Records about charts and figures
☆ ☆ ☆
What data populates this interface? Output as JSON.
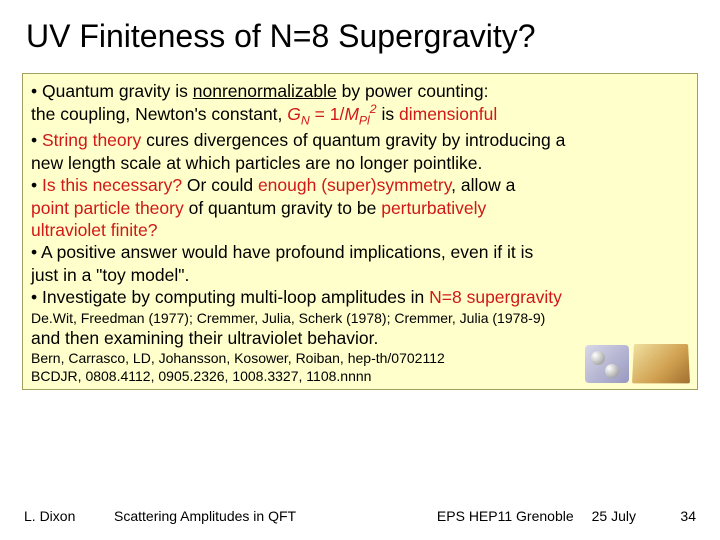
{
  "title": "UV Finiteness of N=8 Supergravity?",
  "box": {
    "b1_a": "• Quantum gravity is ",
    "b1_b": "nonrenormalizable",
    "b1_c": " by power counting:",
    "b2_a": "the coupling, Newton's constant,  ",
    "b2_gn": "G",
    "b2_gn_sub": "N",
    "b2_eq": " = 1/",
    "b2_m": "M",
    "b2_pl": "Pl",
    "b2_sq": "2",
    "b2_d": "  is ",
    "b2_e": "dimensionful",
    "b3_a": "• ",
    "b3_b": "String theory",
    "b3_c": " cures divergences of quantum gravity by introducing a",
    "b4": "new length scale at which particles are no longer pointlike.",
    "b5_a": "• ",
    "b5_b": "Is this necessary?",
    "b5_c": "   Or could ",
    "b5_d": "enough (super)symmetry",
    "b5_e": ", allow a",
    "b6_a": "point particle theory",
    "b6_b": " of quantum gravity to be ",
    "b6_c": "perturbatively",
    "b7": "ultraviolet finite?",
    "b8": "• A positive answer would have profound implications, even if it is",
    "b9": "just in a \"toy model\".",
    "b10_a": "• Investigate by computing multi-loop amplitudes in ",
    "b10_b": "N=8 supergravity",
    "ref1": "De.Wit, Freedman (1977); Cremmer, Julia, Scherk (1978); Cremmer, Julia (1978-9)",
    "b11": "and then examining their ultraviolet behavior.",
    "ref2a": "Bern, Carrasco, LD, Johansson, Kosower, Roiban, hep-th/0702112",
    "ref2b": "BCDJR, 0808.4112, 0905.2326, 1008.3327, 1108.nnnn"
  },
  "footer": {
    "author": "L. Dixon",
    "talk": "Scattering Amplitudes in QFT",
    "venue": "EPS HEP11 Grenoble",
    "date": "25 July",
    "page": "34"
  },
  "colors": {
    "box_bg": "#ffffcc",
    "red": "#d01818",
    "text": "#000000"
  }
}
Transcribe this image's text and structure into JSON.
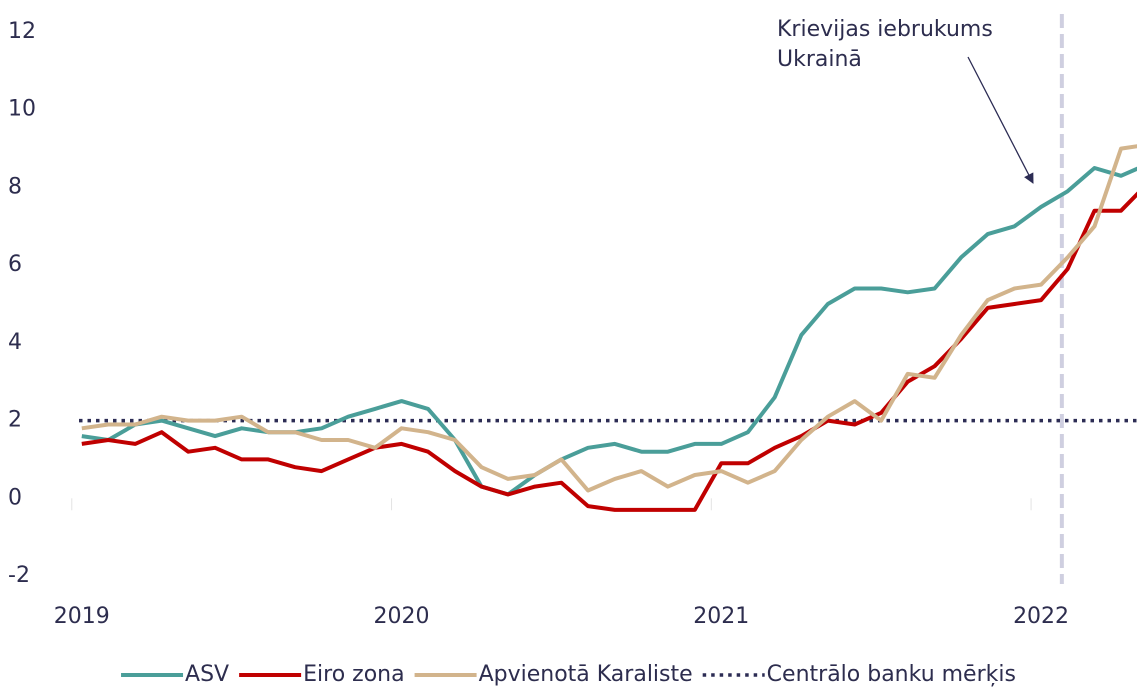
{
  "chart_data": {
    "type": "line",
    "x": [
      2019.0,
      2019.083,
      2019.167,
      2019.25,
      2019.333,
      2019.417,
      2019.5,
      2019.583,
      2019.667,
      2019.75,
      2019.833,
      2019.917,
      2020.0,
      2020.083,
      2020.167,
      2020.25,
      2020.333,
      2020.417,
      2020.5,
      2020.583,
      2020.667,
      2020.75,
      2020.833,
      2020.917,
      2021.0,
      2021.083,
      2021.167,
      2021.25,
      2021.333,
      2021.417,
      2021.5,
      2021.583,
      2021.667,
      2021.75,
      2021.833,
      2021.917,
      2022.0,
      2022.083,
      2022.167,
      2022.25,
      2022.333
    ],
    "series": [
      {
        "name": "ASV",
        "color": "#4a9e99",
        "values": [
          1.6,
          1.5,
          1.9,
          2.0,
          1.8,
          1.6,
          1.8,
          1.7,
          1.7,
          1.8,
          2.1,
          2.3,
          2.5,
          2.3,
          1.5,
          0.3,
          0.1,
          0.6,
          1.0,
          1.3,
          1.4,
          1.2,
          1.2,
          1.4,
          1.4,
          1.7,
          2.6,
          4.2,
          5.0,
          5.4,
          5.4,
          5.3,
          5.4,
          6.2,
          6.8,
          7.0,
          7.5,
          7.9,
          8.5,
          8.3,
          8.6
        ]
      },
      {
        "name": "Eiro zona",
        "color": "#c00000",
        "values": [
          1.4,
          1.5,
          1.4,
          1.7,
          1.2,
          1.3,
          1.0,
          1.0,
          0.8,
          0.7,
          1.0,
          1.3,
          1.4,
          1.2,
          0.7,
          0.3,
          0.1,
          0.3,
          0.4,
          -0.2,
          -0.3,
          -0.3,
          -0.3,
          -0.3,
          0.9,
          0.9,
          1.3,
          1.6,
          2.0,
          1.9,
          2.2,
          3.0,
          3.4,
          4.1,
          4.9,
          5.0,
          5.1,
          5.9,
          7.4,
          7.4,
          8.1
        ]
      },
      {
        "name": "Apvienotā Karaliste",
        "color": "#d2b48c",
        "values": [
          1.8,
          1.9,
          1.9,
          2.1,
          2.0,
          2.0,
          2.1,
          1.7,
          1.7,
          1.5,
          1.5,
          1.3,
          1.8,
          1.7,
          1.5,
          0.8,
          0.5,
          0.6,
          1.0,
          0.2,
          0.5,
          0.7,
          0.3,
          0.6,
          0.7,
          0.4,
          0.7,
          1.5,
          2.1,
          2.5,
          2.0,
          3.2,
          3.1,
          4.2,
          5.1,
          5.4,
          5.5,
          6.2,
          7.0,
          9.0,
          9.1
        ]
      }
    ],
    "target": {
      "name": "Centrālo banku mērķis",
      "color": "#2c2c54",
      "value": 2
    },
    "annotation": {
      "text": [
        "Krievijas iebrukums",
        "Ukrainā"
      ],
      "x": 2022.065
    },
    "xlim": [
      2018.96,
      2022.3
    ],
    "xticks": [
      2019,
      2020,
      2021,
      2022
    ],
    "ylim": [
      -2,
      12
    ],
    "yticks": [
      -2,
      0,
      2,
      4,
      6,
      8,
      10,
      12
    ],
    "legend": "bottom"
  }
}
☆ ☆ ☆
§ **Given exercise**:
Above are the records. Copy every line in them holding "theory".

§ **Expected answer**:
    "b3_b": "String theory",
    "b6_a": "point particle theory",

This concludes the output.